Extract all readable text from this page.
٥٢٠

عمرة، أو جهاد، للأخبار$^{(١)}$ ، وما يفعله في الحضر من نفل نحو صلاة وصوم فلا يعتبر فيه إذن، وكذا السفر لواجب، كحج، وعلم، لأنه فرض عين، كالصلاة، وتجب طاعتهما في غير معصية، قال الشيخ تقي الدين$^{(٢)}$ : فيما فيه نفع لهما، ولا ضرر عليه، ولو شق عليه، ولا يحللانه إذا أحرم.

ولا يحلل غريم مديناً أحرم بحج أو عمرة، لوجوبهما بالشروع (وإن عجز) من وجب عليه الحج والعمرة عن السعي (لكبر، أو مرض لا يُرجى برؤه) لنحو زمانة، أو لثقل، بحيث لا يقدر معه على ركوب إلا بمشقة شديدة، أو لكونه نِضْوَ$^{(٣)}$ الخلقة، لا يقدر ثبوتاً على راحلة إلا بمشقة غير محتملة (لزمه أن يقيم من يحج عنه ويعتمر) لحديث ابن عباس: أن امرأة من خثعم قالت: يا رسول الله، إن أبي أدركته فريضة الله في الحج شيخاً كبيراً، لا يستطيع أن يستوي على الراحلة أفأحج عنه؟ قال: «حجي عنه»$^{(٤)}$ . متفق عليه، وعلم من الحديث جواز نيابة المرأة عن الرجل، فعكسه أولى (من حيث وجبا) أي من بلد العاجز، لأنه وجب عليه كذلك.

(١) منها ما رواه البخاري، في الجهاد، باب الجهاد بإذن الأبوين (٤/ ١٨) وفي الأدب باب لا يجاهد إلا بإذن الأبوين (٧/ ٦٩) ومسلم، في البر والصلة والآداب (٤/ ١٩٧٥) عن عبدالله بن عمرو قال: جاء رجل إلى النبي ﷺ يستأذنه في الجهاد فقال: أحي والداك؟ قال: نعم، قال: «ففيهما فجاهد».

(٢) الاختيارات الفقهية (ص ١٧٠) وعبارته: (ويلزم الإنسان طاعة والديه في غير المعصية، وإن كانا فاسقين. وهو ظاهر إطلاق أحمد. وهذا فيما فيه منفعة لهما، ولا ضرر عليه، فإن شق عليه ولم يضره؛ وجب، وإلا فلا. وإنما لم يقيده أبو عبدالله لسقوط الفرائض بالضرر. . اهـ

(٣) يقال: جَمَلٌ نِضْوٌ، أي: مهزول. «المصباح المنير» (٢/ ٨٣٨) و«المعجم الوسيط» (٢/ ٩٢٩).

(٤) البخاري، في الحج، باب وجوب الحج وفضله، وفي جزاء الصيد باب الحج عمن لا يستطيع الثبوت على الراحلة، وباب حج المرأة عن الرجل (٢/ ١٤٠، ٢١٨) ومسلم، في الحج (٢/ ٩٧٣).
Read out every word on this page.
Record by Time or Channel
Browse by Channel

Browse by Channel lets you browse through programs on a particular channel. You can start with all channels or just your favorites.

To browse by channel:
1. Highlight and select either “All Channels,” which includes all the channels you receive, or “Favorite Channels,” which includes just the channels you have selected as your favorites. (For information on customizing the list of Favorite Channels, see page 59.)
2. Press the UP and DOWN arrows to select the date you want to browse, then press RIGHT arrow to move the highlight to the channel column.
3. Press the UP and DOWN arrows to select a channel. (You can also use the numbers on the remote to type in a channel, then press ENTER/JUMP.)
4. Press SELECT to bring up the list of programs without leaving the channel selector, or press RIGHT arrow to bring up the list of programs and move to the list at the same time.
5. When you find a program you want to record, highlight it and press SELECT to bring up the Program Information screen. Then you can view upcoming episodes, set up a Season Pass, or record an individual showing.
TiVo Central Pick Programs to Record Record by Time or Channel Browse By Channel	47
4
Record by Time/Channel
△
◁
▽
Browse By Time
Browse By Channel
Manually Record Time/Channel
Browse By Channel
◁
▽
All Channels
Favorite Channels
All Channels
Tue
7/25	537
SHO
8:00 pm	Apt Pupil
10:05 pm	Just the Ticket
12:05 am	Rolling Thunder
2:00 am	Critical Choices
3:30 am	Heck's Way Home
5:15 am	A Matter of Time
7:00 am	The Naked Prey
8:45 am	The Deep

○ ○ ○

REQUIRED WORK: Recopy the entries above in their entirety, exactly.

SOLUTION TO THIS TASK:
Extract all readable text from this page.
٥٢٠

عمرة، أو جهاد، للأخبار$^{(١)}$ ، وما يفعله في الحضر من نفل نحو صلاة وصوم فلا يعتبر فيه إذن، وكذا السفر لواجب، كحج، وعلم، لأنه فرض عين، كالصلاة، وتجب طاعتهما في غير معصية، قال الشيخ تقي الدين$^{(٢)}$ : فيما فيه نفع لهما، ولا ضرر عليه، ولو شق عليه، ولا يحللانه إذا أحرم.

ولا يحلل غريم مديناً أحرم بحج أو عمرة، لوجوبهما بالشروع (وإن عجز) من وجب عليه الحج والعمرة عن السعي (لكبر، أو مرض لا يُرجى برؤه) لنحو زمانة، أو لثقل، بحيث لا يقدر معه على ركوب إلا بمشقة شديدة، أو لكونه نِضْوَ$^{(٣)}$ الخلقة، لا يقدر ثبوتاً على راحلة إلا بمشقة غير محتملة (لزمه أن يقيم من يحج عنه ويعتمر) لحديث ابن عباس: أن امرأة من خثعم قالت: يا رسول الله، إن أبي أدركته فريضة الله في الحج شيخاً كبيراً، لا يستطيع أن يستوي على الراحلة أفأحج عنه؟ قال: «حجي عنه»$^{(٤)}$ . متفق عليه، وعلم من الحديث جواز نيابة المرأة عن الرجل، فعكسه أولى (من حيث وجبا) أي من بلد العاجز، لأنه وجب عليه كذلك.

(١) منها ما رواه البخاري، في الجهاد، باب الجهاد بإذن الأبوين (٤/ ١٨) وفي الأدب باب لا يجاهد إلا بإذن الأبوين (٧/ ٦٩) ومسلم، في البر والصلة والآداب (٤/ ١٩٧٥) عن عبدالله بن عمرو قال: جاء رجل إلى النبي ﷺ يستأذنه في الجهاد فقال: أحي والداك؟ قال: نعم، قال: «ففيهما فجاهد».

(٢) الاختيارات الفقهية (ص ١٧٠) وعبارته: (ويلزم الإنسان طاعة والديه في غير المعصية، وإن كانا فاسقين. وهو ظاهر إطلاق أحمد. وهذا فيما فيه منفعة لهما، ولا ضرر عليه، فإن شق عليه ولم يضره؛ وجب، وإلا فلا. وإنما لم يقيده أبو عبدالله لسقوط الفرائض بالضرر. . اهـ

(٣) يقال: جَمَلٌ نِضْوٌ، أي: مهزول. «المصباح المنير» (٢/ ٨٣٨) و«المعجم الوسيط» (٢/ ٩٢٩).

(٤) البخاري، في الحج، باب وجوب الحج وفضله، وفي جزاء الصيد باب الحج عمن لا يستطيع الثبوت على الراحلة، وباب حج المرأة عن الرجل (٢/ ١٤٠، ٢١٨) ومسلم، في الحج (٢/ ٩٧٣).
Read out every word on this page.
Record by Time or Channel
Browse by Channel

Browse by Channel lets you browse through programs on a particular channel. You can start with all channels or just your favorites.

To browse by channel:
1. Highlight and select either “All Channels,” which includes all the channels you receive, or “Favorite Channels,” which includes just the channels you have selected as your favorites. (For information on customizing the list of Favorite Channels, see page 59.)
2. Press the UP and DOWN arrows to select the date you want to browse, then press RIGHT arrow to move the highlight to the channel column.
3. Press the UP and DOWN arrows to select a channel. (You can also use the numbers on the remote to type in a channel, then press ENTER/JUMP.)
4. Press SELECT to bring up the list of programs without leaving the channel selector, or press RIGHT arrow to bring up the list of programs and move to the list at the same time.
5. When you find a program you want to record, highlight it and press SELECT to bring up the Program Information screen. Then you can view upcoming episodes, set up a Season Pass, or record an individual showing.
TiVo Central Pick Programs to Record Record by Time or Channel Browse By Channel	47
4
Record by Time/Channel
△
◁
▽
Browse By Time
Browse By Channel
Manually Record Time/Channel
Browse By Channel
◁
▽
All Channels
Favorite Channels
All Channels
Tue
7/25	537
SHO
8:00 pm	Apt Pupil
10:05 pm	Just the Ticket
12:05 am	Rolling Thunder
2:00 am	Critical Choices
3:30 am	Heck's Way Home
5:15 am	A Matter of Time
7:00 am	The Naked Prey
8:45 am	The Deep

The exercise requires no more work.